REQUIREMENT: The records below are to be quoted in full; please keep every word exact.

INPUT ROWS:
════════════════
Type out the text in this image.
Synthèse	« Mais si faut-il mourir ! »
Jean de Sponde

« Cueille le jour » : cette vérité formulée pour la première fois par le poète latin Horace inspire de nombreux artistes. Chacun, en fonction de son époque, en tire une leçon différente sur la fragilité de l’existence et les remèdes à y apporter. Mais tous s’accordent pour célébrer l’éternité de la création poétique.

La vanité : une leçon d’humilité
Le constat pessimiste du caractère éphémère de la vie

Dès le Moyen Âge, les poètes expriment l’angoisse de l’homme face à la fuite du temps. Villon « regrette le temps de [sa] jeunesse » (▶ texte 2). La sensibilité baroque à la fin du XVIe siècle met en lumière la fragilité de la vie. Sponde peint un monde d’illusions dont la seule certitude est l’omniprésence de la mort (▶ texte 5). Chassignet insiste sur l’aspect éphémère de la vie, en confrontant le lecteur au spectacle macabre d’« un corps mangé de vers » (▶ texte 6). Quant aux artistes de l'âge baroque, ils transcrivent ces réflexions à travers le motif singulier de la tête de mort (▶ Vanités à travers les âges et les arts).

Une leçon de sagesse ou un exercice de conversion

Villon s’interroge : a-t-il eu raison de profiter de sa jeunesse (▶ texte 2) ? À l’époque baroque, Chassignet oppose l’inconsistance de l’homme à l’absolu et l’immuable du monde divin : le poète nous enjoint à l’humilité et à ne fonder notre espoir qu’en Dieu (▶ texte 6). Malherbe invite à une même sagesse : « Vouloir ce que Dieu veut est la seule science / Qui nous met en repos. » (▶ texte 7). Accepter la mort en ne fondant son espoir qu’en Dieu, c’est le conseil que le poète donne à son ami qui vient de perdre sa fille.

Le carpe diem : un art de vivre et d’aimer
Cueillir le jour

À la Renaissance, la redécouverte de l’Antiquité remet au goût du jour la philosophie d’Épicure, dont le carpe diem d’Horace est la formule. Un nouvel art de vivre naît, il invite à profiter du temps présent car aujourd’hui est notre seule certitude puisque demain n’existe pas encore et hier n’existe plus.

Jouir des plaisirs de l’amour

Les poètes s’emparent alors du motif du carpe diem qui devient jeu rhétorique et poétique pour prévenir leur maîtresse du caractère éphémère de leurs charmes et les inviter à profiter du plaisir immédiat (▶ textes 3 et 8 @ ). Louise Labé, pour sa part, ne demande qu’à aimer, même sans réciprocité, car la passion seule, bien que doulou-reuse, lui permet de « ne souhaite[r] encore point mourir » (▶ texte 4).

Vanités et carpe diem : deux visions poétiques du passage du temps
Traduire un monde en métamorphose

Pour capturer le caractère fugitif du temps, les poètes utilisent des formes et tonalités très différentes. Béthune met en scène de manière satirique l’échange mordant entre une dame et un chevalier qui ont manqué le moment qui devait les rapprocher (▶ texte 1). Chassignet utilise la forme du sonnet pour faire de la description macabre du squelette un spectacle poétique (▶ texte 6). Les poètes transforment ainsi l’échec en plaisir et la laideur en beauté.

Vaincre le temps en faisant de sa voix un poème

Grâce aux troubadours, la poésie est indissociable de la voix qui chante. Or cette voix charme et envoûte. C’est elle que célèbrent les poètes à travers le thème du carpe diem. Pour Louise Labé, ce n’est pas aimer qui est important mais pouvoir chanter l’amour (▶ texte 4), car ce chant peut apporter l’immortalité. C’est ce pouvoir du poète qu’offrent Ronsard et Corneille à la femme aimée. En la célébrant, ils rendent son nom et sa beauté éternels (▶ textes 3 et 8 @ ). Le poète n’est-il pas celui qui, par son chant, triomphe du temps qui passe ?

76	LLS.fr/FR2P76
════════════════
FINAL ANSWER:
Type out the text in this image.
Synthèse	« Mais si faut-il mourir ! »
Jean de Sponde

« Cueille le jour » : cette vérité formulée pour la première fois par le poète latin Horace inspire de nombreux artistes. Chacun, en fonction de son époque, en tire une leçon différente sur la fragilité de l’existence et les remèdes à y apporter. Mais tous s’accordent pour célébrer l’éternité de la création poétique.

La vanité : une leçon d’humilité
Le constat pessimiste du caractère éphémère de la vie

Dès le Moyen Âge, les poètes expriment l’angoisse de l’homme face à la fuite du temps. Villon « regrette le temps de [sa] jeunesse » (▶ texte 2). La sensibilité baroque à la fin du XVIe siècle met en lumière la fragilité de la vie. Sponde peint un monde d’illusions dont la seule certitude est l’omniprésence de la mort (▶ texte 5). Chassignet insiste sur l’aspect éphémère de la vie, en confrontant le lecteur au spectacle macabre d’« un corps mangé de vers » (▶ texte 6). Quant aux artistes de l'âge baroque, ils transcrivent ces réflexions à travers le motif singulier de la tête de mort (▶ Vanités à travers les âges et les arts).

Une leçon de sagesse ou un exercice de conversion

Villon s’interroge : a-t-il eu raison de profiter de sa jeunesse (▶ texte 2) ? À l’époque baroque, Chassignet oppose l’inconsistance de l’homme à l’absolu et l’immuable du monde divin : le poète nous enjoint à l’humilité et à ne fonder notre espoir qu’en Dieu (▶ texte 6). Malherbe invite à une même sagesse : « Vouloir ce que Dieu veut est la seule science / Qui nous met en repos. » (▶ texte 7). Accepter la mort en ne fondant son espoir qu’en Dieu, c’est le conseil que le poète donne à son ami qui vient de perdre sa fille.

Le carpe diem : un art de vivre et d’aimer
Cueillir le jour

À la Renaissance, la redécouverte de l’Antiquité remet au goût du jour la philosophie d’Épicure, dont le carpe diem d’Horace est la formule. Un nouvel art de vivre naît, il invite à profiter du temps présent car aujourd’hui est notre seule certitude puisque demain n’existe pas encore et hier n’existe plus.

Jouir des plaisirs de l’amour

Les poètes s’emparent alors du motif du carpe diem qui devient jeu rhétorique et poétique pour prévenir leur maîtresse du caractère éphémère de leurs charmes et les inviter à profiter du plaisir immédiat (▶ textes 3 et 8 @ ). Louise Labé, pour sa part, ne demande qu’à aimer, même sans réciprocité, car la passion seule, bien que doulou-reuse, lui permet de « ne souhaite[r] encore point mourir » (▶ texte 4).

Vanités et carpe diem : deux visions poétiques du passage du temps
Traduire un monde en métamorphose

Pour capturer le caractère fugitif du temps, les poètes utilisent des formes et tonalités très différentes. Béthune met en scène de manière satirique l’échange mordant entre une dame et un chevalier qui ont manqué le moment qui devait les rapprocher (▶ texte 1). Chassignet utilise la forme du sonnet pour faire de la description macabre du squelette un spectacle poétique (▶ texte 6). Les poètes transforment ainsi l’échec en plaisir et la laideur en beauté.

Vaincre le temps en faisant de sa voix un poème

Grâce aux troubadours, la poésie est indissociable de la voix qui chante. Or cette voix charme et envoûte. C’est elle que célèbrent les poètes à travers le thème du carpe diem. Pour Louise Labé, ce n’est pas aimer qui est important mais pouvoir chanter l’amour (▶ texte 4), car ce chant peut apporter l’immortalité. C’est ce pouvoir du poète qu’offrent Ronsard et Corneille à la femme aimée. En la célébrant, ils rendent son nom et sa beauté éternels (▶ textes 3 et 8 @ ). Le poète n’est-il pas celui qui, par son chant, triomphe du temps qui passe ?

76	LLS.fr/FR2P76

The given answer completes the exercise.